Spatial annotation entries
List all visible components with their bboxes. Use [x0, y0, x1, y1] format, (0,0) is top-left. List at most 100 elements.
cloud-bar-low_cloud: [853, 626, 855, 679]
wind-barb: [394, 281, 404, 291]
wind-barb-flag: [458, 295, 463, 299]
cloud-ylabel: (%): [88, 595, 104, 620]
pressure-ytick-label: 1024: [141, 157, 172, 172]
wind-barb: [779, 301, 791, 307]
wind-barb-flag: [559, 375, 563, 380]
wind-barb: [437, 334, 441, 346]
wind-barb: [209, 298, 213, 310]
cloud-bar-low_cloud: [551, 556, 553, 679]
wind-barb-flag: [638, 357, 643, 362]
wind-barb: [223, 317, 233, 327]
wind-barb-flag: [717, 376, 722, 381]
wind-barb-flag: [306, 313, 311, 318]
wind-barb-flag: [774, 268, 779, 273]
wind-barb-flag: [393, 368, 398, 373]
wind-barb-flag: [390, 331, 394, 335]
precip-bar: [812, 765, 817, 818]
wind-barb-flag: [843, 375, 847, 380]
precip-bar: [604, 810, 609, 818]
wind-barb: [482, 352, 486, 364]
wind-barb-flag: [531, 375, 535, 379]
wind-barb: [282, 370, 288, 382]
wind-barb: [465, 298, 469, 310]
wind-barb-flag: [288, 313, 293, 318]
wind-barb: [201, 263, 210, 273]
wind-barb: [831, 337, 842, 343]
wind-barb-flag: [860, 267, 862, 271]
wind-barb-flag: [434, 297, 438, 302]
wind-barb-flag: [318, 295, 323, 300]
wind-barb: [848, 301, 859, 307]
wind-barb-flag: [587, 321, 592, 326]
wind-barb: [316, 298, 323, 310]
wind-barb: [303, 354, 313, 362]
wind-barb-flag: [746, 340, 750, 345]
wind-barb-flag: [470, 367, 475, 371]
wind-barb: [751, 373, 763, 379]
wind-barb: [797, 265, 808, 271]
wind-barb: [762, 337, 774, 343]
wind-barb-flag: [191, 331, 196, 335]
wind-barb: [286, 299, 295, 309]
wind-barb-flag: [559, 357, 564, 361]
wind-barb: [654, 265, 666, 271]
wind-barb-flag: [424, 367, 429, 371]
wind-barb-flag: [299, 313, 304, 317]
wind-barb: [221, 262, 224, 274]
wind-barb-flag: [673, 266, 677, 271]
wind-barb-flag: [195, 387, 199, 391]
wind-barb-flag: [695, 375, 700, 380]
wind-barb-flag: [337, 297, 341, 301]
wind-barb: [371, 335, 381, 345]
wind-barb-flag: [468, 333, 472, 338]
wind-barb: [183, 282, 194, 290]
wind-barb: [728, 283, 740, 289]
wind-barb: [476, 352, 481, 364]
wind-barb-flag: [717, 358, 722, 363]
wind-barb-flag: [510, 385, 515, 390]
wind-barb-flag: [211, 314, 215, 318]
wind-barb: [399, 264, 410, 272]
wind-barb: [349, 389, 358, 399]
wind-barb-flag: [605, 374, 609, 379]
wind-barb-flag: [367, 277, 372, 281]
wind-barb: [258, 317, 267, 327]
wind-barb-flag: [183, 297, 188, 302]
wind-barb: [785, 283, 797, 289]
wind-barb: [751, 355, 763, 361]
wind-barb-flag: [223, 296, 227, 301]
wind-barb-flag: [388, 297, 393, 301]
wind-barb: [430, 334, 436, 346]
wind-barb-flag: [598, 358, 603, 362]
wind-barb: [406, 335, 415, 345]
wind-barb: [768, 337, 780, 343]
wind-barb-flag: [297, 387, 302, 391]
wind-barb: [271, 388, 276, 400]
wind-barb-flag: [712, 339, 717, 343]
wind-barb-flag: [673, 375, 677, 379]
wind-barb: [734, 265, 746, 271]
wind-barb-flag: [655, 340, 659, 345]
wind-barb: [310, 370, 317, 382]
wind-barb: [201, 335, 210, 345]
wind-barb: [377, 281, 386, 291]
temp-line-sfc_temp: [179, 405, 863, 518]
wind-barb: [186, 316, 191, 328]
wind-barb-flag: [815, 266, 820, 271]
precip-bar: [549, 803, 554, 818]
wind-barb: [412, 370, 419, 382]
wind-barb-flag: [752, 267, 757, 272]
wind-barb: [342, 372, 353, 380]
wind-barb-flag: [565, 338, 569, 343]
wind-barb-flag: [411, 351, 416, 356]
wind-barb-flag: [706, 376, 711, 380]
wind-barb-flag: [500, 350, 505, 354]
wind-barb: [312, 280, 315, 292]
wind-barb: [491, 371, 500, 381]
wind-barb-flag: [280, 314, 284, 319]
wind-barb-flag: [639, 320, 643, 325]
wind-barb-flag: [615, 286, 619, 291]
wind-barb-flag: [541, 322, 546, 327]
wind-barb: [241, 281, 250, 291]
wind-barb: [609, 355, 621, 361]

◆ Prompt ◆
Lay out every line of the material above as a numbered list, skipping any blank lines.

◆ Task response ◆
1. List all visible components with their bboxes. Use [x0, y0, x1, y1] format, (0,0) is top-left. List at most 100 elements.
2. cloud-bar-low_cloud: [853, 626, 855, 679]
3. wind-barb: [394, 281, 404, 291]
4. wind-barb-flag: [458, 295, 463, 299]
5. cloud-ylabel: (%): [88, 595, 104, 620]
6. pressure-ytick-label: 1024: [141, 157, 172, 172]
7. wind-barb: [779, 301, 791, 307]
8. wind-barb-flag: [559, 375, 563, 380]
9. wind-barb: [437, 334, 441, 346]
10. wind-barb: [209, 298, 213, 310]
11. cloud-bar-low_cloud: [551, 556, 553, 679]
12. wind-barb-flag: [638, 357, 643, 362]
13. wind-barb: [223, 317, 233, 327]
14. wind-barb-flag: [717, 376, 722, 381]
15. wind-barb-flag: [306, 313, 311, 318]
16. wind-barb-flag: [774, 268, 779, 273]
17. wind-barb-flag: [393, 368, 398, 373]
18. wind-barb-flag: [390, 331, 394, 335]
19. precip-bar: [812, 765, 817, 818]
20. wind-barb-flag: [843, 375, 847, 380]
21. precip-bar: [604, 810, 609, 818]
22. wind-barb: [482, 352, 486, 364]
23. wind-barb-flag: [531, 375, 535, 379]
24. wind-barb: [282, 370, 288, 382]
25. wind-barb: [465, 298, 469, 310]
26. wind-barb-flag: [288, 313, 293, 318]
27. wind-barb: [201, 263, 210, 273]
28. wind-barb: [831, 337, 842, 343]
29. wind-barb-flag: [860, 267, 862, 271]
30. wind-barb-flag: [434, 297, 438, 302]
31. wind-barb-flag: [318, 295, 323, 300]
32. wind-barb: [848, 301, 859, 307]
33. wind-barb-flag: [587, 321, 592, 326]
34. wind-barb: [316, 298, 323, 310]
35. wind-barb: [303, 354, 313, 362]
36. wind-barb-flag: [746, 340, 750, 345]
37. wind-barb-flag: [470, 367, 475, 371]
38. wind-barb: [751, 373, 763, 379]
39. wind-barb: [797, 265, 808, 271]
40. wind-barb: [762, 337, 774, 343]
41. wind-barb-flag: [191, 331, 196, 335]
42. wind-barb: [286, 299, 295, 309]
43. wind-barb-flag: [559, 357, 564, 361]
44. wind-barb: [654, 265, 666, 271]
45. wind-barb-flag: [424, 367, 429, 371]
46. wind-barb-flag: [299, 313, 304, 317]
47. wind-barb: [221, 262, 224, 274]
48. wind-barb-flag: [673, 266, 677, 271]
49. wind-barb-flag: [195, 387, 199, 391]
50. wind-barb-flag: [695, 375, 700, 380]
51. wind-barb-flag: [337, 297, 341, 301]
52. wind-barb: [371, 335, 381, 345]
53. wind-barb-flag: [468, 333, 472, 338]
54. wind-barb: [183, 282, 194, 290]
55. wind-barb: [728, 283, 740, 289]
56. wind-barb: [476, 352, 481, 364]
57. wind-barb-flag: [717, 358, 722, 363]
58. wind-barb-flag: [510, 385, 515, 390]
59. wind-barb-flag: [211, 314, 215, 318]
60. wind-barb: [399, 264, 410, 272]
61. wind-barb: [349, 389, 358, 399]
62. wind-barb-flag: [605, 374, 609, 379]
63. wind-barb-flag: [367, 277, 372, 281]
64. wind-barb: [258, 317, 267, 327]
65. wind-barb-flag: [183, 297, 188, 302]
66. wind-barb: [785, 283, 797, 289]
67. wind-barb: [751, 355, 763, 361]
68. wind-barb-flag: [223, 296, 227, 301]
69. wind-barb-flag: [388, 297, 393, 301]
70. wind-barb: [430, 334, 436, 346]
71. wind-barb-flag: [598, 358, 603, 362]
72. wind-barb: [406, 335, 415, 345]
73. wind-barb: [768, 337, 780, 343]
74. wind-barb-flag: [297, 387, 302, 391]
75. wind-barb: [271, 388, 276, 400]
76. wind-barb-flag: [712, 339, 717, 343]
77. wind-barb-flag: [673, 375, 677, 379]
78. wind-barb: [734, 265, 746, 271]
79. wind-barb-flag: [655, 340, 659, 345]
80. wind-barb: [310, 370, 317, 382]
81. wind-barb: [201, 335, 210, 345]
82. wind-barb: [377, 281, 386, 291]
83. temp-line-sfc_temp: [179, 405, 863, 518]
84. wind-barb: [186, 316, 191, 328]
85. wind-barb-flag: [815, 266, 820, 271]
86. precip-bar: [549, 803, 554, 818]
87. wind-barb: [412, 370, 419, 382]
88. wind-barb-flag: [752, 267, 757, 272]
89. wind-barb: [342, 372, 353, 380]
90. wind-barb-flag: [565, 338, 569, 343]
91. wind-barb-flag: [411, 351, 416, 356]
92. wind-barb-flag: [706, 376, 711, 380]
93. wind-barb-flag: [500, 350, 505, 354]
94. wind-barb: [312, 280, 315, 292]
95. wind-barb: [491, 371, 500, 381]
96. wind-barb-flag: [280, 314, 284, 319]
97. wind-barb-flag: [639, 320, 643, 325]
98. wind-barb-flag: [615, 286, 619, 291]
99. wind-barb-flag: [541, 322, 546, 327]
100. wind-barb: [241, 281, 250, 291]
101. wind-barb: [609, 355, 621, 361]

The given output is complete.